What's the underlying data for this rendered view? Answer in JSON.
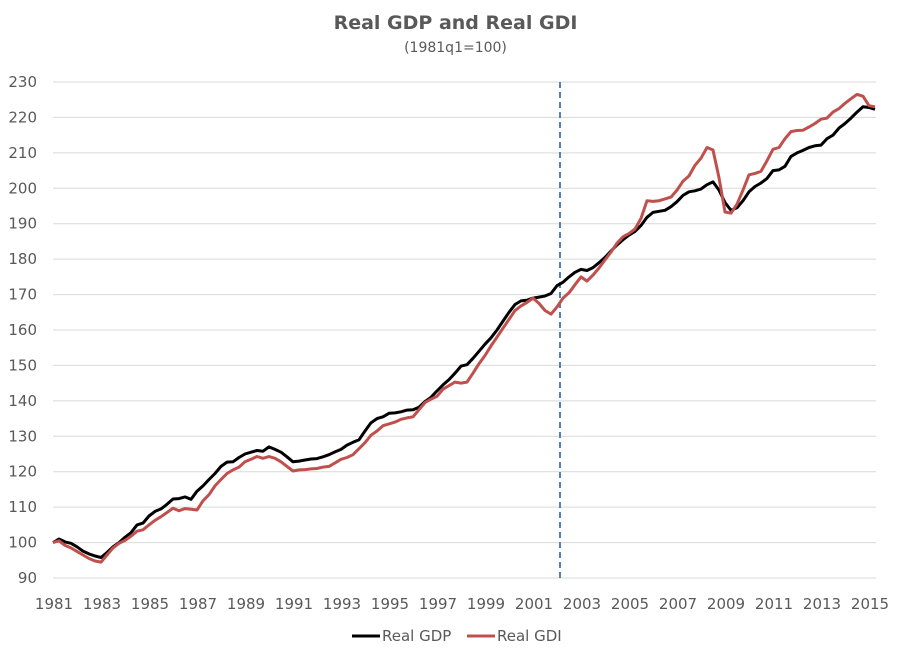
{
  "chart_data": {
    "type": "line",
    "title": "Real GDP and Real GDI",
    "subtitle": "(1981q1=100)",
    "xlabel": "",
    "ylabel": "",
    "x_start": "1981q1",
    "x_frequency": "quarterly",
    "xlim": [
      1981.0,
      2015.25
    ],
    "ylim": [
      90,
      230
    ],
    "y_ticks": [
      90,
      100,
      110,
      120,
      130,
      140,
      150,
      160,
      170,
      180,
      190,
      200,
      210,
      220,
      230
    ],
    "x_ticks": [
      "1981",
      "1983",
      "1985",
      "1987",
      "1989",
      "1991",
      "1993",
      "1995",
      "1997",
      "1999",
      "2001",
      "2003",
      "2005",
      "2007",
      "2009",
      "2011",
      "2013",
      "2015"
    ],
    "grid": "horizontal",
    "legend_position": "bottom",
    "reference_line": {
      "type": "vertical-dashed",
      "x": "2002q1",
      "color": "#4F81BD"
    },
    "series": [
      {
        "name": "Real GDP",
        "color": "#000000",
        "anchors": [
          [
            0,
            100
          ],
          [
            1,
            101
          ],
          [
            2,
            100.2
          ],
          [
            3,
            99.8
          ],
          [
            4,
            98.8
          ],
          [
            5,
            97.6
          ],
          [
            6,
            96.8
          ],
          [
            7,
            96.2
          ],
          [
            8,
            95.8
          ],
          [
            9,
            97.2
          ],
          [
            10,
            98.8
          ],
          [
            11,
            100
          ],
          [
            12,
            101.5
          ],
          [
            13,
            102.8
          ],
          [
            14,
            105
          ],
          [
            15,
            105.5
          ],
          [
            16,
            107.5
          ],
          [
            17,
            108.8
          ],
          [
            18,
            109.5
          ],
          [
            19,
            110.8
          ],
          [
            20,
            112.3
          ],
          [
            21,
            112.4
          ],
          [
            22,
            112.9
          ],
          [
            23,
            112.2
          ],
          [
            24,
            114.5
          ],
          [
            25,
            116
          ],
          [
            26,
            117.8
          ],
          [
            27,
            119.5
          ],
          [
            28,
            121.5
          ],
          [
            29,
            122.7
          ],
          [
            30,
            122.8
          ],
          [
            31,
            124
          ],
          [
            32,
            125
          ],
          [
            33,
            125.5
          ],
          [
            34,
            126
          ],
          [
            35,
            125.8
          ],
          [
            36,
            127
          ],
          [
            37,
            126.3
          ],
          [
            38,
            125.5
          ],
          [
            39,
            124.2
          ],
          [
            40,
            122.8
          ],
          [
            41,
            123
          ],
          [
            42,
            123.3
          ],
          [
            43,
            123.6
          ],
          [
            44,
            123.7
          ],
          [
            45,
            124.2
          ],
          [
            46,
            124.8
          ],
          [
            47,
            125.6
          ],
          [
            48,
            126.3
          ],
          [
            49,
            127.5
          ],
          [
            50,
            128.3
          ],
          [
            51,
            129
          ],
          [
            52,
            131.5
          ],
          [
            53,
            133.8
          ],
          [
            54,
            135
          ],
          [
            55,
            135.5
          ],
          [
            56,
            136.5
          ],
          [
            57,
            136.6
          ],
          [
            58,
            136.9
          ],
          [
            59,
            137.4
          ],
          [
            60,
            137.5
          ],
          [
            61,
            138.2
          ],
          [
            62,
            139.8
          ],
          [
            63,
            141
          ],
          [
            64,
            142.8
          ],
          [
            65,
            144.5
          ],
          [
            66,
            146
          ],
          [
            67,
            147.8
          ],
          [
            68,
            149.8
          ],
          [
            69,
            150.2
          ],
          [
            70,
            152
          ],
          [
            71,
            154
          ],
          [
            72,
            156
          ],
          [
            73,
            157.8
          ],
          [
            74,
            160
          ],
          [
            75,
            162.5
          ],
          [
            76,
            165
          ],
          [
            77,
            167.2
          ],
          [
            78,
            168.2
          ],
          [
            79,
            168.4
          ],
          [
            80,
            169
          ],
          [
            81,
            169.3
          ],
          [
            82,
            169.6
          ],
          [
            83,
            170.3
          ],
          [
            84,
            172.5
          ],
          [
            85,
            173.5
          ],
          [
            86,
            175
          ],
          [
            87,
            176.3
          ],
          [
            88,
            177.1
          ],
          [
            89,
            176.8
          ],
          [
            90,
            177.6
          ],
          [
            91,
            179
          ],
          [
            92,
            180.5
          ],
          [
            93,
            182.3
          ],
          [
            94,
            184
          ],
          [
            95,
            185.5
          ],
          [
            96,
            186.8
          ],
          [
            97,
            187.8
          ],
          [
            98,
            189.5
          ],
          [
            99,
            191.8
          ],
          [
            100,
            193.2
          ],
          [
            101,
            193.5
          ],
          [
            102,
            193.8
          ],
          [
            103,
            194.8
          ],
          [
            104,
            196.2
          ],
          [
            105,
            198
          ],
          [
            106,
            199
          ],
          [
            107,
            199.3
          ],
          [
            108,
            199.8
          ],
          [
            109,
            201
          ],
          [
            110,
            201.8
          ],
          [
            111,
            199.5
          ],
          [
            112,
            196
          ],
          [
            113,
            193.8
          ],
          [
            114,
            194.5
          ],
          [
            115,
            196.5
          ],
          [
            116,
            199
          ],
          [
            117,
            200.5
          ],
          [
            118,
            201.5
          ],
          [
            119,
            202.8
          ],
          [
            120,
            205
          ],
          [
            121,
            205.2
          ],
          [
            122,
            206.2
          ],
          [
            123,
            209
          ],
          [
            124,
            210
          ],
          [
            125,
            210.7
          ],
          [
            126,
            211.5
          ],
          [
            127,
            212
          ],
          [
            128,
            212.2
          ],
          [
            129,
            214
          ],
          [
            130,
            215
          ],
          [
            131,
            217
          ],
          [
            132,
            218.3
          ],
          [
            133,
            219.8
          ],
          [
            134,
            221.5
          ],
          [
            135,
            223
          ],
          [
            136,
            222.8
          ],
          [
            137,
            222.3
          ]
        ]
      },
      {
        "name": "Real GDI",
        "color": "#C0504D",
        "anchors": [
          [
            0,
            100
          ],
          [
            1,
            100.5
          ],
          [
            2,
            99.2
          ],
          [
            3,
            98.5
          ],
          [
            4,
            97.5
          ],
          [
            5,
            96.5
          ],
          [
            6,
            95.5
          ],
          [
            7,
            94.8
          ],
          [
            8,
            94.5
          ],
          [
            9,
            96.5
          ],
          [
            10,
            98.5
          ],
          [
            11,
            99.8
          ],
          [
            12,
            100.6
          ],
          [
            13,
            101.8
          ],
          [
            14,
            103.2
          ],
          [
            15,
            103.6
          ],
          [
            16,
            105
          ],
          [
            17,
            106.3
          ],
          [
            18,
            107.3
          ],
          [
            19,
            108.5
          ],
          [
            20,
            109.7
          ],
          [
            21,
            109
          ],
          [
            22,
            109.6
          ],
          [
            23,
            109.4
          ],
          [
            24,
            109.2
          ],
          [
            25,
            111.8
          ],
          [
            26,
            113.5
          ],
          [
            27,
            116
          ],
          [
            28,
            117.8
          ],
          [
            29,
            119.5
          ],
          [
            30,
            120.5
          ],
          [
            31,
            121.3
          ],
          [
            32,
            122.8
          ],
          [
            33,
            123.5
          ],
          [
            34,
            124.3
          ],
          [
            35,
            123.8
          ],
          [
            36,
            124.3
          ],
          [
            37,
            123.8
          ],
          [
            38,
            122.8
          ],
          [
            39,
            121.5
          ],
          [
            40,
            120.2
          ],
          [
            41,
            120.5
          ],
          [
            42,
            120.6
          ],
          [
            43,
            120.8
          ],
          [
            44,
            120.9
          ],
          [
            45,
            121.3
          ],
          [
            46,
            121.5
          ],
          [
            47,
            122.5
          ],
          [
            48,
            123.5
          ],
          [
            49,
            124
          ],
          [
            50,
            124.8
          ],
          [
            51,
            126.5
          ],
          [
            52,
            128.2
          ],
          [
            53,
            130.3
          ],
          [
            54,
            131.5
          ],
          [
            55,
            133
          ],
          [
            56,
            133.5
          ],
          [
            57,
            134
          ],
          [
            58,
            134.8
          ],
          [
            59,
            135.2
          ],
          [
            60,
            135.5
          ],
          [
            61,
            137.5
          ],
          [
            62,
            139.5
          ],
          [
            63,
            140.5
          ],
          [
            64,
            141.3
          ],
          [
            65,
            143.3
          ],
          [
            66,
            144.3
          ],
          [
            67,
            145.3
          ],
          [
            68,
            145
          ],
          [
            69,
            145.3
          ],
          [
            70,
            147.8
          ],
          [
            71,
            150.5
          ],
          [
            72,
            152.8
          ],
          [
            73,
            155.5
          ],
          [
            74,
            158
          ],
          [
            75,
            160.5
          ],
          [
            76,
            163
          ],
          [
            77,
            165.5
          ],
          [
            78,
            166.8
          ],
          [
            79,
            167.8
          ],
          [
            80,
            169
          ],
          [
            81,
            167.5
          ],
          [
            82,
            165.5
          ],
          [
            83,
            164.5
          ],
          [
            84,
            166.5
          ],
          [
            85,
            169
          ],
          [
            86,
            170.5
          ],
          [
            87,
            172.8
          ],
          [
            88,
            175
          ],
          [
            89,
            173.8
          ],
          [
            90,
            175.5
          ],
          [
            91,
            177.5
          ],
          [
            92,
            179.8
          ],
          [
            93,
            182
          ],
          [
            94,
            184.5
          ],
          [
            95,
            186.3
          ],
          [
            96,
            187.2
          ],
          [
            97,
            188.5
          ],
          [
            98,
            191.5
          ],
          [
            99,
            196.5
          ],
          [
            100,
            196.3
          ],
          [
            101,
            196.5
          ],
          [
            102,
            197
          ],
          [
            103,
            197.5
          ],
          [
            104,
            199.5
          ],
          [
            105,
            202
          ],
          [
            106,
            203.5
          ],
          [
            107,
            206.5
          ],
          [
            108,
            208.5
          ],
          [
            109,
            211.5
          ],
          [
            110,
            210.8
          ],
          [
            111,
            203
          ],
          [
            112,
            193.3
          ],
          [
            113,
            193
          ],
          [
            114,
            195.5
          ],
          [
            115,
            199.5
          ],
          [
            116,
            203.8
          ],
          [
            117,
            204.2
          ],
          [
            118,
            204.8
          ],
          [
            119,
            207.8
          ],
          [
            120,
            211
          ],
          [
            121,
            211.5
          ],
          [
            122,
            214
          ],
          [
            123,
            216
          ],
          [
            124,
            216.3
          ],
          [
            125,
            216.4
          ],
          [
            126,
            217.3
          ],
          [
            127,
            218.3
          ],
          [
            128,
            219.5
          ],
          [
            129,
            219.8
          ],
          [
            130,
            221.5
          ],
          [
            131,
            222.5
          ],
          [
            132,
            224
          ],
          [
            133,
            225.3
          ],
          [
            134,
            226.5
          ],
          [
            135,
            226
          ],
          [
            136,
            223.3
          ],
          [
            137,
            223
          ]
        ]
      }
    ]
  },
  "legend": {
    "items": [
      {
        "label": "Real GDP",
        "color": "#000000"
      },
      {
        "label": "Real GDI",
        "color": "#C0504D"
      }
    ]
  }
}
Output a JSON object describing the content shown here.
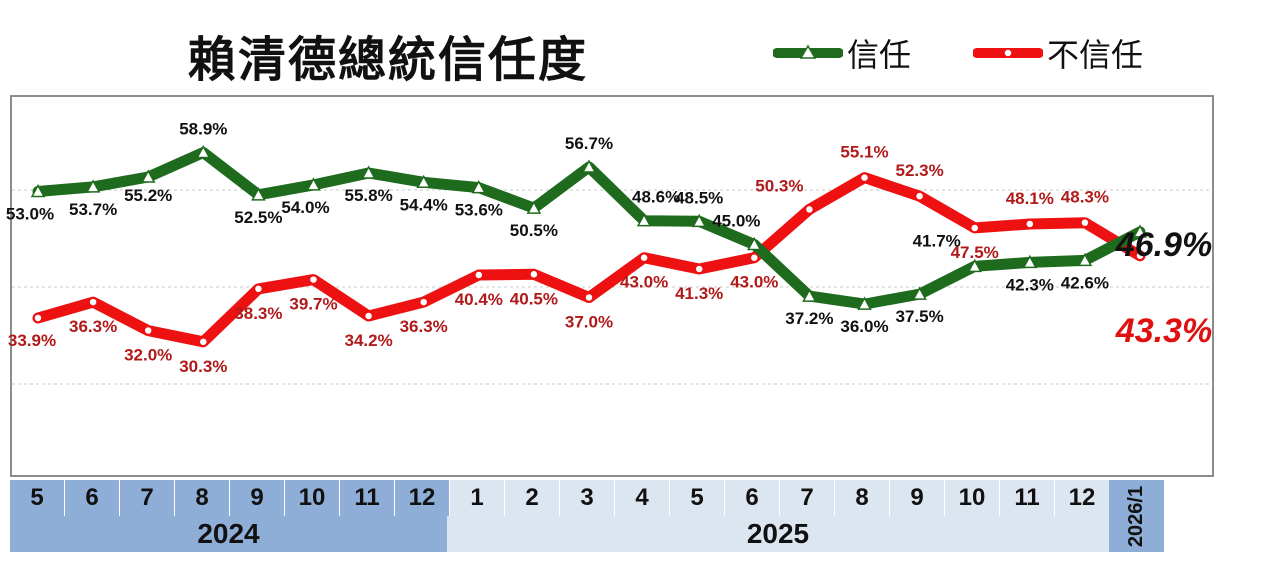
{
  "title": "賴清德總統信任度",
  "legend": {
    "trust": "信任",
    "distrust": "不信任"
  },
  "colors": {
    "trust": "#1e6b1e",
    "distrust": "#ee1111",
    "trust_label": "#111111",
    "distrust_label": "#b01a1a"
  },
  "months": [
    "5",
    "6",
    "7",
    "8",
    "9",
    "10",
    "11",
    "12",
    "1",
    "2",
    "3",
    "4",
    "5",
    "6",
    "7",
    "8",
    "9",
    "10",
    "11",
    "12"
  ],
  "years": {
    "y2024": "2024",
    "y2025": "2025",
    "y2026": "2026/1"
  },
  "chart_data": {
    "type": "line",
    "title": "賴清德總統信任度",
    "x": [
      "2024/5",
      "2024/6",
      "2024/7",
      "2024/8",
      "2024/9",
      "2024/10",
      "2024/11",
      "2024/12",
      "2025/1",
      "2025/2",
      "2025/3",
      "2025/4",
      "2025/5",
      "2025/6",
      "2025/7",
      "2025/8",
      "2025/9",
      "2025/10",
      "2025/11",
      "2025/12",
      "2026/1"
    ],
    "series": [
      {
        "name": "信任",
        "values": [
          53.0,
          53.7,
          55.2,
          58.9,
          52.5,
          54.0,
          55.8,
          54.4,
          53.6,
          50.5,
          56.7,
          48.6,
          48.5,
          45.0,
          37.2,
          36.0,
          37.5,
          41.7,
          42.3,
          42.6,
          46.9
        ]
      },
      {
        "name": "不信任",
        "values": [
          33.9,
          36.3,
          32.0,
          30.3,
          38.3,
          39.7,
          34.2,
          36.3,
          40.4,
          40.5,
          37.0,
          43.0,
          41.3,
          43.0,
          50.3,
          55.1,
          52.3,
          47.5,
          48.1,
          48.3,
          43.3
        ]
      }
    ],
    "data_labels": {
      "trust": [
        "53.0%",
        "53.7%",
        "55.2%",
        "58.9%",
        "52.5%",
        "54.0%",
        "55.8%",
        "54.4%",
        "53.6%",
        "50.5%",
        "56.7%",
        "48.6%",
        "48.5%",
        "45.0%",
        "37.2%",
        "36.0%",
        "37.5%",
        "41.7%",
        "42.3%",
        "42.6%",
        "46.9%"
      ],
      "distrust": [
        "33.9%",
        "36.3%",
        "32.0%",
        "30.3%",
        "38.3%",
        "39.7%",
        "34.2%",
        "36.3%",
        "40.4%",
        "40.5%",
        "37.0%",
        "43.0%",
        "41.3%",
        "43.0%",
        "50.3%",
        "55.1%",
        "52.3%",
        "47.5%",
        "48.1%",
        "48.3%",
        "43.3%"
      ]
    },
    "grid": true,
    "legend_position": "top-right"
  }
}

* _Written exercise_
Copy every line above in which the string "Real" shows up.

* _Finished task_
    "title": "Real GDP and Real GDI",
        "name": "Real GDP",
        "name": "Real GDI",
        "label": "Real GDP",
        "label": "Real GDI",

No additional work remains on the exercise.